* START TEXT BLOCK *

Sleipner, the world’s first commercial CCUS project.

The Sleipner project began CO2 injection in 1996 in response to Norway’s early-1990s carbon tax, which made carbon capture more profitable than just separating the carbon and releasing it into the atmosphere. This was particularly important because the gas contained about 9% CO2, above market specifications (Dickson, 2024). By 2016, Sleipner had reached its 20-year milestone, with 16 million tons of CO2 stored in the Utsira sandstone formation, located 800 meters beneath the seabed (Skalmeras, 2017).

Storing carbon underground is not an exact science, making Sleipner one of the most studied geological fields worldwide, with over 150 academic papers published (IEEFA, 2023). Their seismic datasets have been downloaded more than a thousand times. 

Despite the studies, long-term stability remains uncertain. In 1999, three years after Sleipner began storage, CO2 had already migrated from its injection point to the top of the formation and into a previously unidentified shallow layer. Large amounts accumulated there, and if the layer had not been sealed, the CO2 might have escaped (IEEFA, 2023). 

Rather than serving as models for CCS expansion, Sleipner and Snøhvit, another Norwegian project, raise doubts about whether sufficient capability, oversight, and sustained investment exist to keep CO2 securely stored beneath the sea permanently.

Failures 

The Kemper project

The Kemper project was initially designed to capture approximately 65% of the plant’s CO2 using pre-combustion technology. However, costs quickly spiraled out of control. Originally estimated at US$2.4 billion, the project had an excess of $7.5 billion (Dubin, 2017).

Repeated delays and cost overruns eventually forced the suspension of work (Swartz, 2021). While the project was intended to gasify lignite coal and capture the resulting CO2, its original purpose was undermined when the plant shifted to natural gas, leaving much of the carbon capture equipment idle and unused.

Gorgon, Australia

Once hailed as a global showcase for CCS, Chevron’s Gorgon project has struggled to meet expectations. Located at the company’s massive LNG facility on Barrow Island, Gorgon was designed to strip CO2 from natural gas and store it underground. Yet, Chevron reports that it has so far buried just over 10 million tonnes of CO2, barely a third of its original target (Mercer, 2024).

* END TEXT BLOCK *
* START MATERIALS PROVIDED *

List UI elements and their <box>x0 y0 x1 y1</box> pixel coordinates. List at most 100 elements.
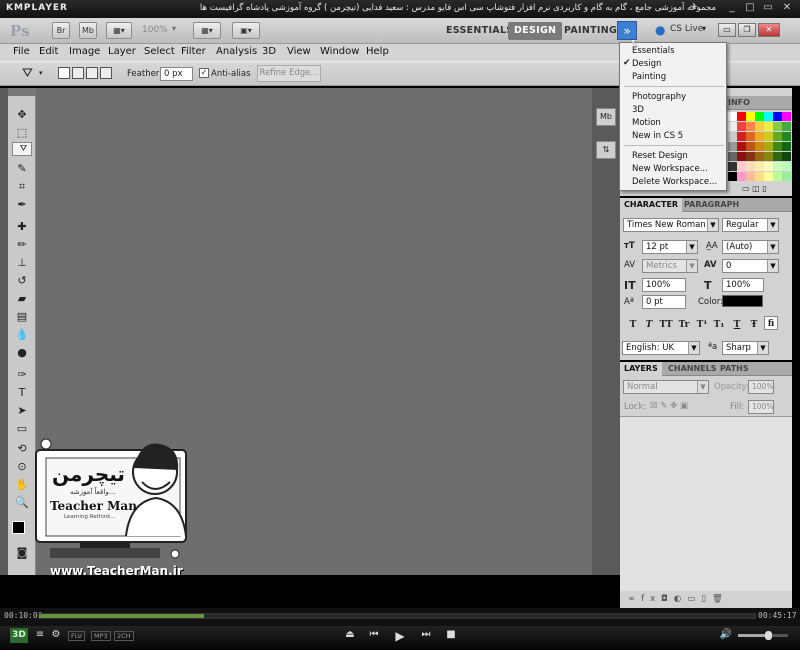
volume-knob[interactable] <box>765 631 772 640</box>
swatch[interactable] <box>728 172 737 181</box>
swatch[interactable] <box>737 112 746 121</box>
actions-dock-icon[interactable]: ⇅ <box>596 141 616 159</box>
menu-image[interactable]: Image <box>69 46 100 57</box>
menu-item-photography[interactable]: Photography <box>632 92 686 102</box>
swatch[interactable] <box>746 112 755 121</box>
crop-tool-icon[interactable]: ⌗ <box>12 178 32 195</box>
app-close-button[interactable]: ✕ <box>758 23 780 37</box>
swatch[interactable] <box>755 172 764 181</box>
swatch[interactable] <box>755 122 764 131</box>
menu-window[interactable]: Window <box>320 46 359 57</box>
pen-tool-icon[interactable]: ✑ <box>12 366 32 383</box>
swatch[interactable] <box>782 112 791 121</box>
polygonal-lasso-preset-icon[interactable]: ⛛ <box>22 66 33 81</box>
path-select-tool-icon[interactable]: ➤ <box>12 402 32 419</box>
close-icon[interactable]: ✕ <box>781 2 793 14</box>
bridge-button[interactable]: Br <box>52 22 70 39</box>
quick-select-tool-icon[interactable]: ✎ <box>12 160 32 177</box>
swatch[interactable] <box>782 132 791 141</box>
strikethrough-button[interactable]: Ŧ <box>747 318 761 332</box>
baseline-shift-input[interactable]: 0 pt <box>642 295 686 309</box>
view-extras-button[interactable]: ▦▾ <box>106 22 132 39</box>
cs-live-dropdown-icon[interactable]: ▾ <box>702 24 706 33</box>
menu-item-painting[interactable]: Painting <box>632 72 666 82</box>
swatch[interactable] <box>728 112 737 121</box>
next-icon[interactable]: ⏭ <box>418 629 434 640</box>
swatch[interactable] <box>746 132 755 141</box>
blend-mode-select[interactable]: Normal ▼ <box>623 380 709 394</box>
antialias-checkbox[interactable]: ✓ <box>199 68 209 78</box>
healing-tool-icon[interactable]: ✚ <box>12 218 32 235</box>
add-selection-icon[interactable] <box>72 67 84 79</box>
menu-select[interactable]: Select <box>144 46 175 57</box>
swatch[interactable] <box>773 172 782 181</box>
antialias-method-select[interactable]: Sharp ▼ <box>722 341 769 355</box>
swatch[interactable] <box>782 162 791 171</box>
kerning-select[interactable]: Metrics ▼ <box>642 259 698 273</box>
lock-icons[interactable]: ☒ ✎ ✥ ▣ <box>650 401 688 411</box>
menu-file[interactable]: File <box>13 46 30 57</box>
swatch-footer-icons[interactable]: ▭ ◫ ▯ <box>742 184 767 193</box>
stamp-tool-icon[interactable]: ⊥ <box>12 254 32 271</box>
menu-layer[interactable]: Layer <box>108 46 136 57</box>
faux-bold-button[interactable]: T <box>626 318 640 332</box>
text-color-swatch[interactable] <box>722 295 763 307</box>
menu-analysis[interactable]: Analysis <box>216 46 257 57</box>
mini-bridge-dock-icon[interactable]: Mb <box>596 108 616 126</box>
menu-3d[interactable]: 3D <box>262 46 276 57</box>
maximize-icon[interactable]: □ <box>744 2 756 14</box>
refine-edge-button[interactable]: Refine Edge... <box>257 65 321 82</box>
subscript-button[interactable]: T₁ <box>712 318 726 332</box>
swatch[interactable] <box>746 172 755 181</box>
faux-italic-button[interactable]: T <box>642 318 656 332</box>
ligature-button[interactable]: fi <box>764 316 778 330</box>
3d-button[interactable]: 3D <box>10 628 28 643</box>
menu-item-design[interactable]: Design <box>632 59 661 69</box>
language-select[interactable]: English: UK ▼ <box>622 341 700 355</box>
menu-view[interactable]: View <box>287 46 311 57</box>
eject-icon[interactable]: ⏏ <box>342 629 358 640</box>
horizontal-scale-input[interactable]: 100% <box>722 278 764 292</box>
vertical-scale-input[interactable]: 100% <box>642 278 686 292</box>
app-minimize-button[interactable]: ▭ <box>718 23 736 37</box>
new-selection-icon[interactable] <box>58 67 70 79</box>
cs-live-button[interactable]: CS Live <box>670 24 703 34</box>
swatch[interactable] <box>782 172 791 181</box>
tab-paths[interactable]: PATHS <box>716 362 753 376</box>
swatch[interactable] <box>728 162 737 171</box>
menu-item-new-in-cs5[interactable]: New in CS 5 <box>632 131 683 141</box>
volume-icon[interactable]: 🔊 <box>718 629 734 640</box>
swatch[interactable] <box>737 152 746 161</box>
workspace-painting[interactable]: PAINTING <box>558 22 623 40</box>
small-caps-button[interactable]: Tr <box>677 318 691 332</box>
font-style-select[interactable]: Regular ▼ <box>722 218 779 232</box>
underline-button[interactable]: T <box>730 318 744 332</box>
swatch[interactable] <box>746 142 755 151</box>
opacity-input[interactable]: 100% <box>748 380 774 394</box>
tracking-select[interactable]: 0 ▼ <box>722 259 779 273</box>
zoom-level[interactable]: 100% <box>142 25 168 35</box>
swatch[interactable] <box>728 152 737 161</box>
tab-paragraph[interactable]: PARAGRAPH <box>680 198 743 212</box>
pin-icon[interactable]: ✈ <box>688 2 700 14</box>
zoom-dropdown-icon[interactable]: ▾ <box>172 24 176 33</box>
swatch[interactable] <box>737 162 746 171</box>
menu-item-delete-workspace[interactable]: Delete Workspace... <box>632 177 717 187</box>
swatch[interactable] <box>728 132 737 141</box>
previous-icon[interactable]: ⏮ <box>366 629 382 640</box>
playlist-icon[interactable]: ≡ <box>32 629 48 640</box>
menu-filter[interactable]: Filter <box>181 46 206 57</box>
tab-character[interactable]: CHARACTER <box>620 198 683 212</box>
swatch[interactable] <box>746 122 755 131</box>
menu-help[interactable]: Help <box>366 46 389 57</box>
swatch[interactable] <box>728 122 737 131</box>
3d-orbit-tool-icon[interactable]: ⊙ <box>12 458 32 475</box>
swatch[interactable] <box>728 142 737 151</box>
swatch[interactable] <box>782 142 791 151</box>
tab-info[interactable]: INFO <box>724 96 754 110</box>
swatch[interactable] <box>755 112 764 121</box>
menu-item-motion[interactable]: Motion <box>632 118 661 128</box>
type-tool-icon[interactable]: T <box>12 384 32 401</box>
swatch[interactable] <box>764 162 773 171</box>
eyedropper-tool-icon[interactable]: ✒ <box>12 196 32 213</box>
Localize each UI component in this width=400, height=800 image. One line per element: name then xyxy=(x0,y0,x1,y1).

* END MATERIALS PROVIDED *

• REQUEST A: Copy the stretch of the carbon capture text from "The Sleipner project" through "seabed (Skalmeras, 2017)." word for word.
• REQUEST B: Please repeat the stretch of the entries from the line that contains "volume-knob[interactable] <box>765 631" through the line that contains "actions-dock-icon[interactable]: ⇅ <box>596", including both of those lines, unchanged and with nothing else.

• TASK RESPONSE A:
The Sleipner project began CO2 injection in 1996 in response to Norway’s early-1990s carbon tax, which made carbon capture more profitable than just separating the carbon and releasing it into the atmosphere. This was particularly important because the gas contained about 9% CO2, above market specifications (Dickson, 2024). By 2016, Sleipner had reached its 20-year milestone, with 16 million tons of CO2 stored in the Utsira sandstone formation, located 800 meters beneath the seabed (Skalmeras, 2017).

• TASK RESPONSE B:
volume-knob[interactable] <box>765 631 772 640</box>
swatch[interactable] <box>728 172 737 181</box>
swatch[interactable] <box>737 112 746 121</box>
actions-dock-icon[interactable]: ⇅ <box>596 141 616 159</box>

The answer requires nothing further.